--- Exercise input ---
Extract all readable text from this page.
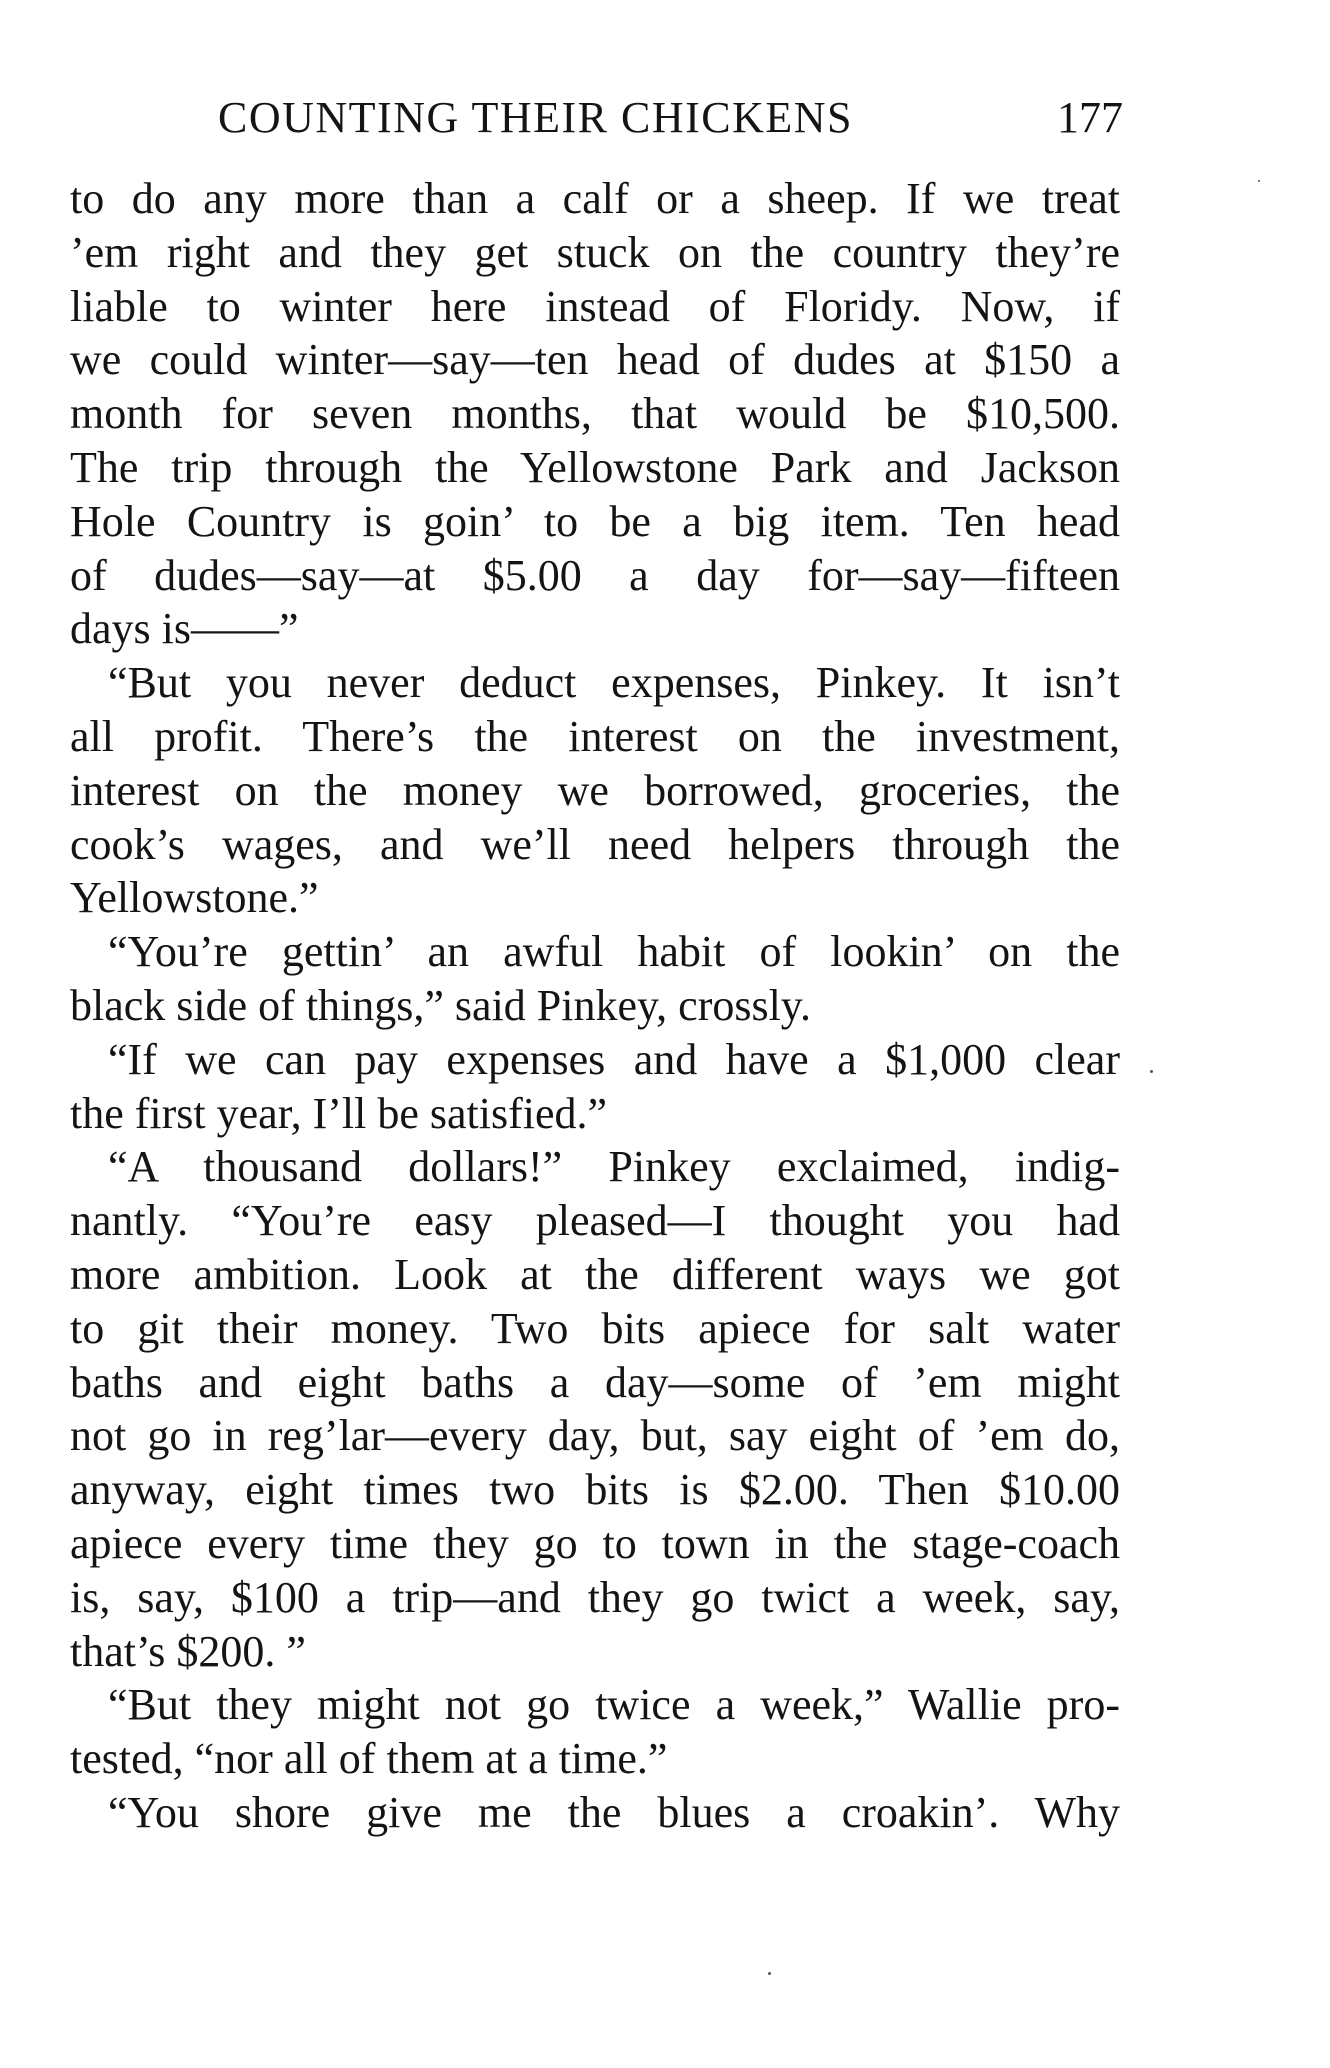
COUNTING THEIR CHICKENS	177
to do any more than a calf or a sheep. If we treat
’em right and they get stuck on the country they’re
liable to winter here instead of Floridy. Now, if
we could winter—say—ten head of dudes at $150 a
month for seven months, that would be $10,500.
The trip through the Yellowstone Park and Jackson
Hole Country is goin’ to be a big item. Ten head
of dudes—say—at $5.00 a day for—say—fifteen
days is——”
“But you never deduct expenses, Pinkey. It isn’t
all profit. There’s the interest on the investment,
interest on the money we borrowed, groceries, the
cook’s wages, and we’ll need helpers through the
Yellowstone.”
“You’re gettin’ an awful habit of lookin’ on the
black side of things,” said Pinkey, crossly.
“If we can pay expenses and have a $1,000 clear
the first year, I’ll be satisfied.”
“A thousand dollars!” Pinkey exclaimed, indig-
nantly. “You’re easy pleased—I thought you had
more ambition. Look at the different ways we got
to git their money. Two bits apiece for salt water
baths and eight baths a day—some of ’em might
not go in reg’lar—every day, but, say eight of ’em do,
anyway, eight times two bits is $2.00. Then $10.00
apiece every time they go to town in the stage-coach
is, say, $100 a trip—and they go twict a week, say,
that’s $200. ”
“But they might not go twice a week,” Wallie pro-
tested, “nor all of them at a time.”
“You shore give me the blues a croakin’. Why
---
» What to do: Look through the records above and report how many lines hold the word "eight", giving only the number.

» Final answer: 3